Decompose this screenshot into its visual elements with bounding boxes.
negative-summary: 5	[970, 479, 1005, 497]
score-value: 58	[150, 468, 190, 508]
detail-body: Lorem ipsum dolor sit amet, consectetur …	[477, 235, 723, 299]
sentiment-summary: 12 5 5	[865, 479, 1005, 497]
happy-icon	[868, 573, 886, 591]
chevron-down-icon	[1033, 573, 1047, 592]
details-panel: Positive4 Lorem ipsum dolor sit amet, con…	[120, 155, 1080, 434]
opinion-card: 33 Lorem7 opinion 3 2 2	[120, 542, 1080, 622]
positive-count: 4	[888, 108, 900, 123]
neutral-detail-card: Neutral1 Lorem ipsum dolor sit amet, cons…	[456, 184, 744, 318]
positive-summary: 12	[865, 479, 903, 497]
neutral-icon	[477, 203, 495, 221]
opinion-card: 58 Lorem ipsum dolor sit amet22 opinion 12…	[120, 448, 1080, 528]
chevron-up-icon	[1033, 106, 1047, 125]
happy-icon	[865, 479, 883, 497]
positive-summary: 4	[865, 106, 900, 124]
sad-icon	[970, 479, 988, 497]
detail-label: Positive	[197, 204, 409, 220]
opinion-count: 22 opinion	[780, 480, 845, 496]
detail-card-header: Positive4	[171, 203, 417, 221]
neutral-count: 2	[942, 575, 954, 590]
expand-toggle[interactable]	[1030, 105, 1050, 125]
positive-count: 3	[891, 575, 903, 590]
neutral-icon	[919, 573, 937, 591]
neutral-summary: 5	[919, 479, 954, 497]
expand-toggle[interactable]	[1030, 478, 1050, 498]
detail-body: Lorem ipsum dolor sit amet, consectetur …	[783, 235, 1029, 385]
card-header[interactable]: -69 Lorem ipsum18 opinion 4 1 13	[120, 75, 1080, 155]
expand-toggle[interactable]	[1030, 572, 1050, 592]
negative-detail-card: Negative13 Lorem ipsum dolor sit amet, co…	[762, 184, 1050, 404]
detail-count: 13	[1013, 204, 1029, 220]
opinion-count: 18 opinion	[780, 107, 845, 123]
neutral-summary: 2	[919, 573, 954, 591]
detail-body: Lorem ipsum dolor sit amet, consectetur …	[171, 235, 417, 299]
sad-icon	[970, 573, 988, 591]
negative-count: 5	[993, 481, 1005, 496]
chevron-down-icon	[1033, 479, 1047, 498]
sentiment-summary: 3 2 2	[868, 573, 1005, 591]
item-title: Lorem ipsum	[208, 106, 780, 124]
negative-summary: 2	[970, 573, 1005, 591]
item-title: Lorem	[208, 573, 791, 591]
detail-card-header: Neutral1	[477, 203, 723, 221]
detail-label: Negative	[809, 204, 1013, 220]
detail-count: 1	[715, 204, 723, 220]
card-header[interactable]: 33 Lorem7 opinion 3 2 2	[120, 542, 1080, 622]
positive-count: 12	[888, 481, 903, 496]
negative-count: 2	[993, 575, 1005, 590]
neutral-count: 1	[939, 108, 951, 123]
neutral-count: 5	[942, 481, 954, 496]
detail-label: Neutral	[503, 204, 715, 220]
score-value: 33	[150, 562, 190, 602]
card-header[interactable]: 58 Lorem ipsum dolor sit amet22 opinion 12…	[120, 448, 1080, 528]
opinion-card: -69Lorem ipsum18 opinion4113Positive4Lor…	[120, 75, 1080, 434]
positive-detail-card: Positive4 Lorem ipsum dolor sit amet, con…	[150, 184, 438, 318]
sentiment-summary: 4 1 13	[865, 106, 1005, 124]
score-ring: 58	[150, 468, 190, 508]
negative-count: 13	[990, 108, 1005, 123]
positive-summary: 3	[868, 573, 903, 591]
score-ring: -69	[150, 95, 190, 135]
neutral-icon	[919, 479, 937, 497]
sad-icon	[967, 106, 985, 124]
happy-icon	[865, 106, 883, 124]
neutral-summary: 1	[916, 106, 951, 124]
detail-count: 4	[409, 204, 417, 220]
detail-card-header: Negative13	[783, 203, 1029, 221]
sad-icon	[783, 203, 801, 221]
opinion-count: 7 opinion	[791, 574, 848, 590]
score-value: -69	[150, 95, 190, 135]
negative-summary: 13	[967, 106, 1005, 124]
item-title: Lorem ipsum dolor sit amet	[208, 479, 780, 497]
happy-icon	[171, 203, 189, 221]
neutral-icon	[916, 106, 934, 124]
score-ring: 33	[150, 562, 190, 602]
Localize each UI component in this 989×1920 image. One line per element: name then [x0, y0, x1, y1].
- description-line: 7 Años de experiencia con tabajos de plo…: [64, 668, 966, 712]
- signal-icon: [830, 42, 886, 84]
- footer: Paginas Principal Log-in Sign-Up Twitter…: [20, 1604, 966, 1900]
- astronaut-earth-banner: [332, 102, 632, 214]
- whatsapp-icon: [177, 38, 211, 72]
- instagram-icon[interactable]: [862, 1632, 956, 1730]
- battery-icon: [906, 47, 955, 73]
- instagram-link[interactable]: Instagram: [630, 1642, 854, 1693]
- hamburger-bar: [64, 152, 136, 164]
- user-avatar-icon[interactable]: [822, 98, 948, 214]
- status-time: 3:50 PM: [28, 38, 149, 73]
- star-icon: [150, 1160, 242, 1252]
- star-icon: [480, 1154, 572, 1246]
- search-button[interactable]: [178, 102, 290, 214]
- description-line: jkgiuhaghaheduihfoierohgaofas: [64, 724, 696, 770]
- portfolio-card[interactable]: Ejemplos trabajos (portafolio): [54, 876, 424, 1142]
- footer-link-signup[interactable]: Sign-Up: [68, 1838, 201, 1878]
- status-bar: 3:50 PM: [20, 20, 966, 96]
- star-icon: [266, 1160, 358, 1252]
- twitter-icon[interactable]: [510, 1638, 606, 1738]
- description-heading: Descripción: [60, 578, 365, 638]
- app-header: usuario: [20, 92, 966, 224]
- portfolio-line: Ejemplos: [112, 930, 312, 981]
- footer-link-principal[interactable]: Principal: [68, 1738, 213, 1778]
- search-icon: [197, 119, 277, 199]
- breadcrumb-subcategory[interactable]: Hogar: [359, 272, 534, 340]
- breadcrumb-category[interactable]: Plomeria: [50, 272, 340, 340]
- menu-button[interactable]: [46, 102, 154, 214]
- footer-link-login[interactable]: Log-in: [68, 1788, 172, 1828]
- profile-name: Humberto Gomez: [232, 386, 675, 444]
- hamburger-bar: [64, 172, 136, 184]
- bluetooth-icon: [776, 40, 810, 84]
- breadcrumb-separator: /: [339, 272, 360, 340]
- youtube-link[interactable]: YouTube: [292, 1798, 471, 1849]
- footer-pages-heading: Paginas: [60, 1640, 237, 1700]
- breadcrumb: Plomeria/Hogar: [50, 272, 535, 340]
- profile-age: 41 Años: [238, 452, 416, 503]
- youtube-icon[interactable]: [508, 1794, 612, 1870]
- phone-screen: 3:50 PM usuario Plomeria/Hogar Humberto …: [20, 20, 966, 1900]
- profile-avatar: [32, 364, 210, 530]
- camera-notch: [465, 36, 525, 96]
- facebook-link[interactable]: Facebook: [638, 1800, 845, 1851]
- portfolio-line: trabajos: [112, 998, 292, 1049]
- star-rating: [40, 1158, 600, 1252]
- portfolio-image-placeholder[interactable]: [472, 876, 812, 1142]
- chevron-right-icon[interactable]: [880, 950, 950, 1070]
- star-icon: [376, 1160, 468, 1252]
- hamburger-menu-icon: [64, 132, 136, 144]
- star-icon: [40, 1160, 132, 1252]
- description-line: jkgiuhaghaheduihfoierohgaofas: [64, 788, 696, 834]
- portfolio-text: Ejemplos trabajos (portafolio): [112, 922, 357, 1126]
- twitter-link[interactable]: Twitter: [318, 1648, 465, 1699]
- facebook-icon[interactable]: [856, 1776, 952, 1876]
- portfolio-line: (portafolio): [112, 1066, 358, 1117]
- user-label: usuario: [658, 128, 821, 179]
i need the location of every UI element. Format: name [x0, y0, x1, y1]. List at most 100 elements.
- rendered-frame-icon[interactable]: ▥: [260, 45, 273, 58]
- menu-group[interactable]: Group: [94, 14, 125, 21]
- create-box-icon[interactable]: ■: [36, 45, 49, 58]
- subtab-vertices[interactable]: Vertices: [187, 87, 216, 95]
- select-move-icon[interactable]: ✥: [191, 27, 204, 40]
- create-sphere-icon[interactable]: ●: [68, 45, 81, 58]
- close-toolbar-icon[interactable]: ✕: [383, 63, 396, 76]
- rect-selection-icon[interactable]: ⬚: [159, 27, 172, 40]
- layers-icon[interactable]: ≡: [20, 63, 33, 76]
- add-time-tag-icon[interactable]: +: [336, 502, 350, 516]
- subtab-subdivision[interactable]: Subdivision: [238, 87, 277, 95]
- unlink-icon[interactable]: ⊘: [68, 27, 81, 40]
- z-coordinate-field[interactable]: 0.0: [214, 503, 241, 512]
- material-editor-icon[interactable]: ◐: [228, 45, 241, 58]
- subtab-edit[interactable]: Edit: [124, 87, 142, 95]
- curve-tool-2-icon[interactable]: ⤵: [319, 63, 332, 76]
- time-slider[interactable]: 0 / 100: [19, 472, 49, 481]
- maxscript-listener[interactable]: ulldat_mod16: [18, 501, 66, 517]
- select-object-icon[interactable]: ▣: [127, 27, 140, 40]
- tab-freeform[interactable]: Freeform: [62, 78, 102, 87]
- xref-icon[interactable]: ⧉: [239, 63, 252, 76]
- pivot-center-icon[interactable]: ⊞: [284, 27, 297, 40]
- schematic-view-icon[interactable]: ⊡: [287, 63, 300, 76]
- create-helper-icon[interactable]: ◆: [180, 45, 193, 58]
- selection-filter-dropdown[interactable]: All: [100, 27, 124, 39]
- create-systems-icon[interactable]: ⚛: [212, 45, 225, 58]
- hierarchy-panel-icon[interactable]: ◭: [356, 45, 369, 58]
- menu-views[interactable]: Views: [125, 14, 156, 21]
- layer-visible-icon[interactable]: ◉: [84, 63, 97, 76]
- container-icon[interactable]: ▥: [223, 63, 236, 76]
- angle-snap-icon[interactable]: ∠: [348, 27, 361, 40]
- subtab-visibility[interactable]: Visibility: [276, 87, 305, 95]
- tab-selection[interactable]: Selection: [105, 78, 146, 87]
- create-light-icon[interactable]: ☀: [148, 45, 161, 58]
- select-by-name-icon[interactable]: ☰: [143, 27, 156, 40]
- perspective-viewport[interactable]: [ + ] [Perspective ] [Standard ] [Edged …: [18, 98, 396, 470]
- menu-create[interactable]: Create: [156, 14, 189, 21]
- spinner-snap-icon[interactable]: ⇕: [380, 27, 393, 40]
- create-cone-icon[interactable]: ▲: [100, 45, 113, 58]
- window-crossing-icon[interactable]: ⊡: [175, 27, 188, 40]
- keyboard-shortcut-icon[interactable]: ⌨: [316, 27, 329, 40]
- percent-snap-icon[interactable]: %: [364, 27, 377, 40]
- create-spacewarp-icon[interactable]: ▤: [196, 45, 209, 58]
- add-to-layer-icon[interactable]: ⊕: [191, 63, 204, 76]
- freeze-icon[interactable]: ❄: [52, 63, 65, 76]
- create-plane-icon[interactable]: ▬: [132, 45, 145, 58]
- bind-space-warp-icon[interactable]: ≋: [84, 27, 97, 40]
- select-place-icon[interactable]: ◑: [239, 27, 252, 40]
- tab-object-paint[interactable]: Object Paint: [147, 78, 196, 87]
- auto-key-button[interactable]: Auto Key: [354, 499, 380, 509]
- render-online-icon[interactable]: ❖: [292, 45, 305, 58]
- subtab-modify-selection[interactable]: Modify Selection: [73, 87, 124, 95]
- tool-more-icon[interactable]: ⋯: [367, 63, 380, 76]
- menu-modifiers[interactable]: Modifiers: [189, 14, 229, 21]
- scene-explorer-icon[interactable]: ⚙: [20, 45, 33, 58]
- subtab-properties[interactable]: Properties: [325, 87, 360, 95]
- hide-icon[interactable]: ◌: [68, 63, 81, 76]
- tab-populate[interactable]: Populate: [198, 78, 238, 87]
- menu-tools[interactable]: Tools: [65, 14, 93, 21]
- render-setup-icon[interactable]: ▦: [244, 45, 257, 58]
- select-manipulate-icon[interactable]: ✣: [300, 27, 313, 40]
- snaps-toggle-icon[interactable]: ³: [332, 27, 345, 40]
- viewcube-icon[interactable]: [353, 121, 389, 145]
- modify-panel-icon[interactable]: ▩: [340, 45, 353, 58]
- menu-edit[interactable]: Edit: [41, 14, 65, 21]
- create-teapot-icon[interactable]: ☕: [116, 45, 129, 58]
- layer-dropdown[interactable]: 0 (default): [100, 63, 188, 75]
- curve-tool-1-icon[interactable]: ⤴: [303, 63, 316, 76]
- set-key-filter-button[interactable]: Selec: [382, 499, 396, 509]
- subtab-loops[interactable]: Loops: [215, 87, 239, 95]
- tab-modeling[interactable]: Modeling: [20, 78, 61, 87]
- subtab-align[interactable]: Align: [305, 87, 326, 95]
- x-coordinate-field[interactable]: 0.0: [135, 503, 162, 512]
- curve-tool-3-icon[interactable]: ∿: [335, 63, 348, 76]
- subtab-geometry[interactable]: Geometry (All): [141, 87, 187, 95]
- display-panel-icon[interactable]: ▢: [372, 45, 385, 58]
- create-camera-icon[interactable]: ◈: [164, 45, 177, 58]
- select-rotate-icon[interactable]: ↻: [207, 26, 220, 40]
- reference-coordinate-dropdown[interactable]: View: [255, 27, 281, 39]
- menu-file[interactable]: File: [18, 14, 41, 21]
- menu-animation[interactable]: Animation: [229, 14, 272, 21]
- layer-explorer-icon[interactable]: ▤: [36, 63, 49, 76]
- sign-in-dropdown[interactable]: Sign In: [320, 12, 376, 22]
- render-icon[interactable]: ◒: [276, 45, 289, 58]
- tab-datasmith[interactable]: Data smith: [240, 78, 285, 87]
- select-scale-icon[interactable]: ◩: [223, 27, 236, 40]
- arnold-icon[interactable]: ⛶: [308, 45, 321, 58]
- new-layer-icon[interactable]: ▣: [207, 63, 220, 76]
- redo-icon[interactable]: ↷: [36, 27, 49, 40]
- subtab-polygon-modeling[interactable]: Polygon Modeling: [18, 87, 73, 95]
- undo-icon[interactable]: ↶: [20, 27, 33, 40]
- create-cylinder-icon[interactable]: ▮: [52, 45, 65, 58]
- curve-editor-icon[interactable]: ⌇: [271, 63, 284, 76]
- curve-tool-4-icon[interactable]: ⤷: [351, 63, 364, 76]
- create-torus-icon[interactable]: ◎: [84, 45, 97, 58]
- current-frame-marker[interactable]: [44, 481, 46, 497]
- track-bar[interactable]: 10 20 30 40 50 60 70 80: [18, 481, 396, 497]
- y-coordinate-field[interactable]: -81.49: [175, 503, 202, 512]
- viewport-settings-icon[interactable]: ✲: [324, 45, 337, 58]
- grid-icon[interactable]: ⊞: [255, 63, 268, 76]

DIRECTION:
Reproduce the records above word for word, from their first line through the line containing "sentiment-summary: 3 2", including both of those lines.

SOLUTION:
Decompose this screenshot into its visual elements with bounding boxes.
negative-summary: 5	[970, 479, 1005, 497]
score-value: 58	[150, 468, 190, 508]
detail-body: Lorem ipsum dolor sit amet, consectetur …	[477, 235, 723, 299]
sentiment-summary: 12 5 5	[865, 479, 1005, 497]
happy-icon	[868, 573, 886, 591]
chevron-down-icon	[1033, 573, 1047, 592]
details-panel: Positive4 Lorem ipsum dolor sit amet, con…	[120, 155, 1080, 434]
opinion-card: 33 Lorem7 opinion 3 2 2	[120, 542, 1080, 622]
positive-count: 4	[888, 108, 900, 123]
neutral-detail-card: Neutral1 Lorem ipsum dolor sit amet, cons…	[456, 184, 744, 318]
positive-summary: 12	[865, 479, 903, 497]
neutral-icon	[477, 203, 495, 221]
opinion-card: 58 Lorem ipsum dolor sit amet22 opinion 12…	[120, 448, 1080, 528]
chevron-up-icon	[1033, 106, 1047, 125]
happy-icon	[865, 479, 883, 497]
positive-summary: 4	[865, 106, 900, 124]
sad-icon	[970, 479, 988, 497]
detail-label: Positive	[197, 204, 409, 220]
opinion-count: 22 opinion	[780, 480, 845, 496]
detail-card-header: Positive4	[171, 203, 417, 221]
neutral-count: 2	[942, 575, 954, 590]
expand-toggle[interactable]	[1030, 105, 1050, 125]
positive-count: 3	[891, 575, 903, 590]
neutral-icon	[919, 573, 937, 591]
neutral-summary: 5	[919, 479, 954, 497]
expand-toggle[interactable]	[1030, 478, 1050, 498]
detail-body: Lorem ipsum dolor sit amet, consectetur …	[783, 235, 1029, 385]
card-header[interactable]: -69 Lorem ipsum18 opinion 4 1 13	[120, 75, 1080, 155]
expand-toggle[interactable]	[1030, 572, 1050, 592]
negative-detail-card: Negative13 Lorem ipsum dolor sit amet, co…	[762, 184, 1050, 404]
detail-count: 13	[1013, 204, 1029, 220]
opinion-count: 18 opinion	[780, 107, 845, 123]
neutral-summary: 2	[919, 573, 954, 591]
detail-body: Lorem ipsum dolor sit amet, consectetur …	[171, 235, 417, 299]
sad-icon	[970, 573, 988, 591]
negative-count: 5	[993, 481, 1005, 496]
chevron-down-icon	[1033, 479, 1047, 498]
sentiment-summary: 3 2 2	[868, 573, 1005, 591]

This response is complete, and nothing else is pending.